■ PROBLEM DESCRIPTION:
Return all the entries exactly, keeping pictures out.
--- BEGIN ---
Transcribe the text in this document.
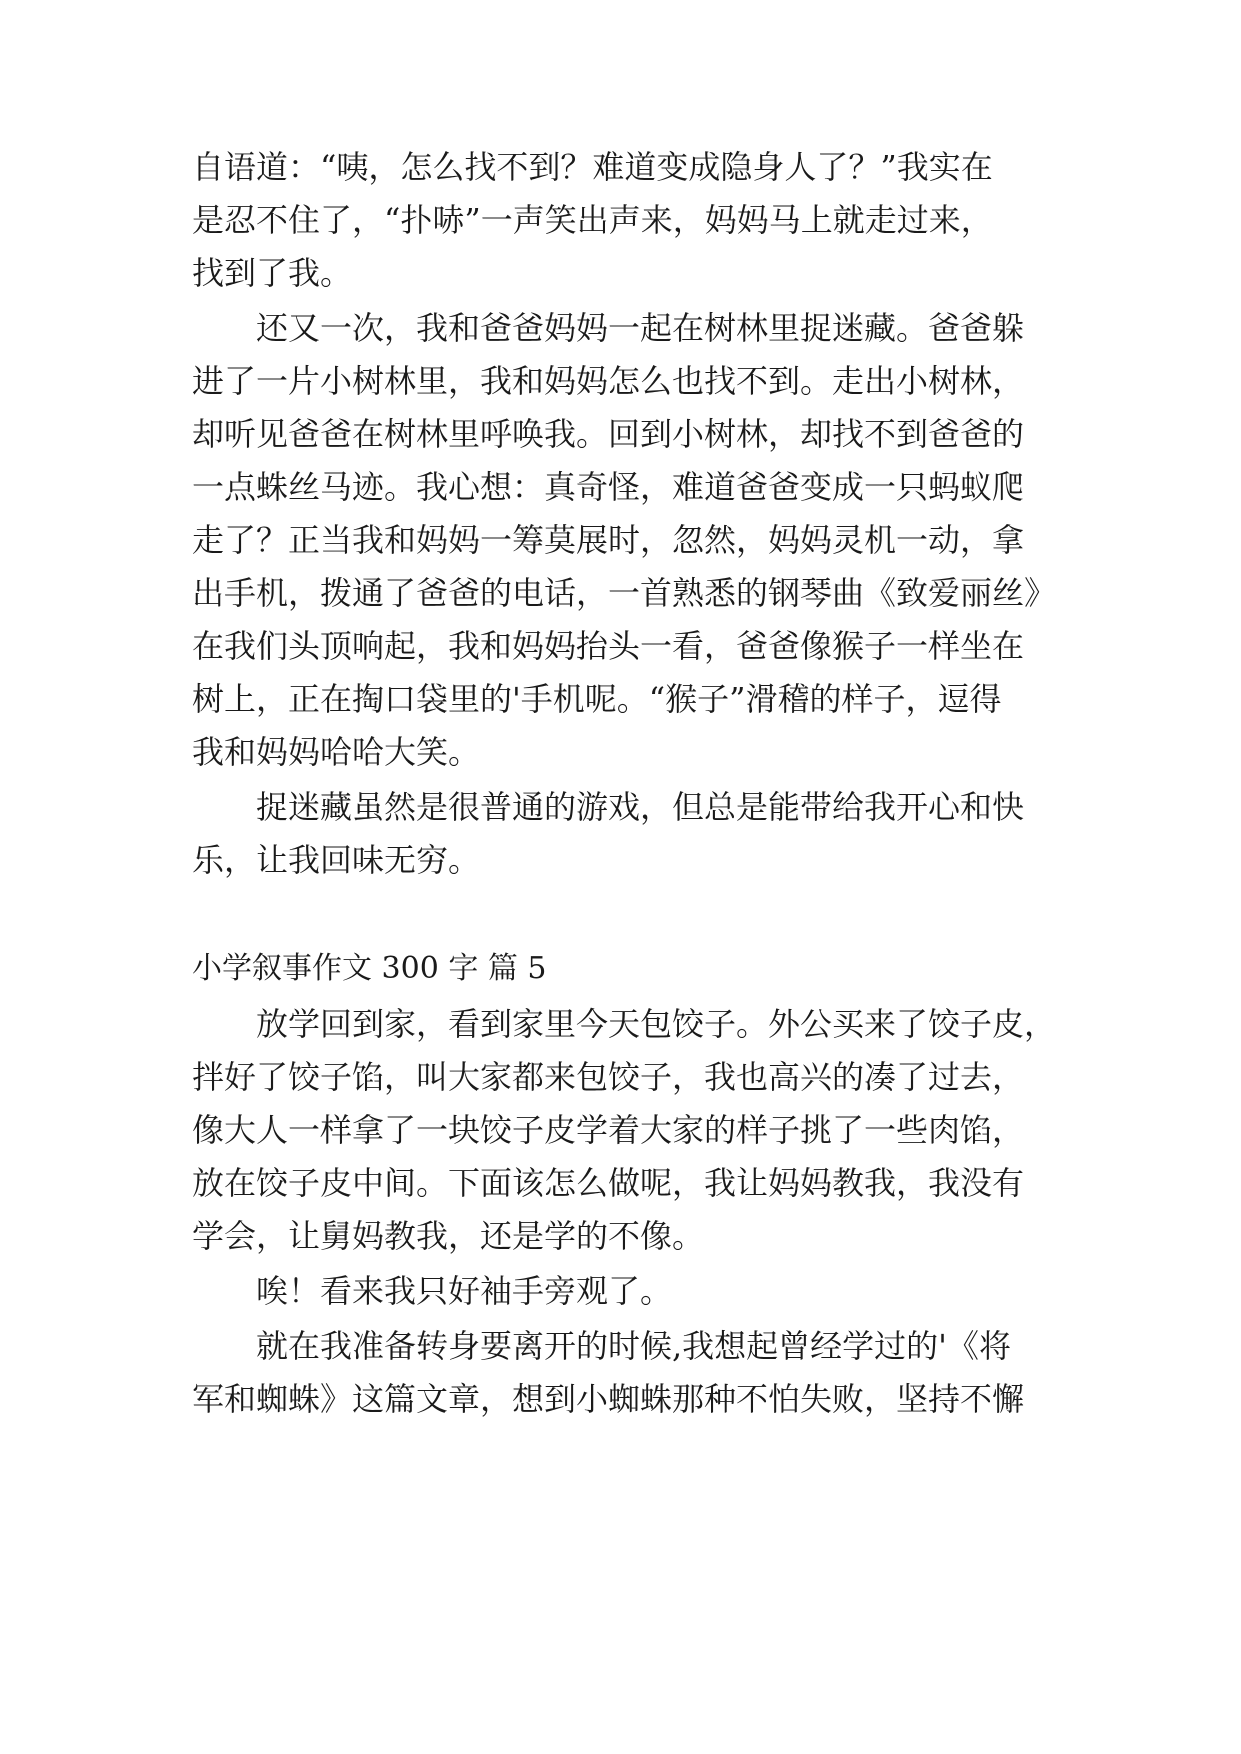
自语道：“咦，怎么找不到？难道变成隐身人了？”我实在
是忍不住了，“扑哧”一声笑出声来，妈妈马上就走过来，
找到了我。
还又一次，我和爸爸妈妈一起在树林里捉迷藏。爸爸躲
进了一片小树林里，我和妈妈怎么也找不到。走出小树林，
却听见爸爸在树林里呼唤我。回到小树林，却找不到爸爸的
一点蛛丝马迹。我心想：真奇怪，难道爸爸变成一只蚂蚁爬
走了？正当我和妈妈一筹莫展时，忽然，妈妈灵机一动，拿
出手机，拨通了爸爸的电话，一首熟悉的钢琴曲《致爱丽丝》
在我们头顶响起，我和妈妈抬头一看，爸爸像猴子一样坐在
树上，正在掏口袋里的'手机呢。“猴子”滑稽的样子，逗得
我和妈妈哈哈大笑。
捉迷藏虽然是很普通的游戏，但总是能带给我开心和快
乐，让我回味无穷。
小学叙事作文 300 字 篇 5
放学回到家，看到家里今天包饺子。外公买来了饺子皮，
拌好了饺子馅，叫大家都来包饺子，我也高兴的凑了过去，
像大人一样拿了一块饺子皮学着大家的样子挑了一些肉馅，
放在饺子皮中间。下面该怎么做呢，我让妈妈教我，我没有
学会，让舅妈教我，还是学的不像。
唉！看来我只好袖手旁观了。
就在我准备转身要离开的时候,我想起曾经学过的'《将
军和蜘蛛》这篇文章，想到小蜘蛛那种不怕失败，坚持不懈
--- END ---
■ THE COMPLETED TASK:
Transcribe the text in this document.
自语道：“咦，怎么找不到？难道变成隐身人了？”我实在
是忍不住了，“扑哧”一声笑出声来，妈妈马上就走过来，
找到了我。
还又一次，我和爸爸妈妈一起在树林里捉迷藏。爸爸躲
进了一片小树林里，我和妈妈怎么也找不到。走出小树林，
却听见爸爸在树林里呼唤我。回到小树林，却找不到爸爸的
一点蛛丝马迹。我心想：真奇怪，难道爸爸变成一只蚂蚁爬
走了？正当我和妈妈一筹莫展时，忽然，妈妈灵机一动，拿
出手机，拨通了爸爸的电话，一首熟悉的钢琴曲《致爱丽丝》
在我们头顶响起，我和妈妈抬头一看，爸爸像猴子一样坐在
树上，正在掏口袋里的'手机呢。“猴子”滑稽的样子，逗得
我和妈妈哈哈大笑。
捉迷藏虽然是很普通的游戏，但总是能带给我开心和快
乐，让我回味无穷。
小学叙事作文 300 字 篇 5
放学回到家，看到家里今天包饺子。外公买来了饺子皮，
拌好了饺子馅，叫大家都来包饺子，我也高兴的凑了过去，
像大人一样拿了一块饺子皮学着大家的样子挑了一些肉馅，
放在饺子皮中间。下面该怎么做呢，我让妈妈教我，我没有
学会，让舅妈教我，还是学的不像。
唉！看来我只好袖手旁观了。
就在我准备转身要离开的时候,我想起曾经学过的'《将
军和蜘蛛》这篇文章，想到小蜘蛛那种不怕失败，坚持不懈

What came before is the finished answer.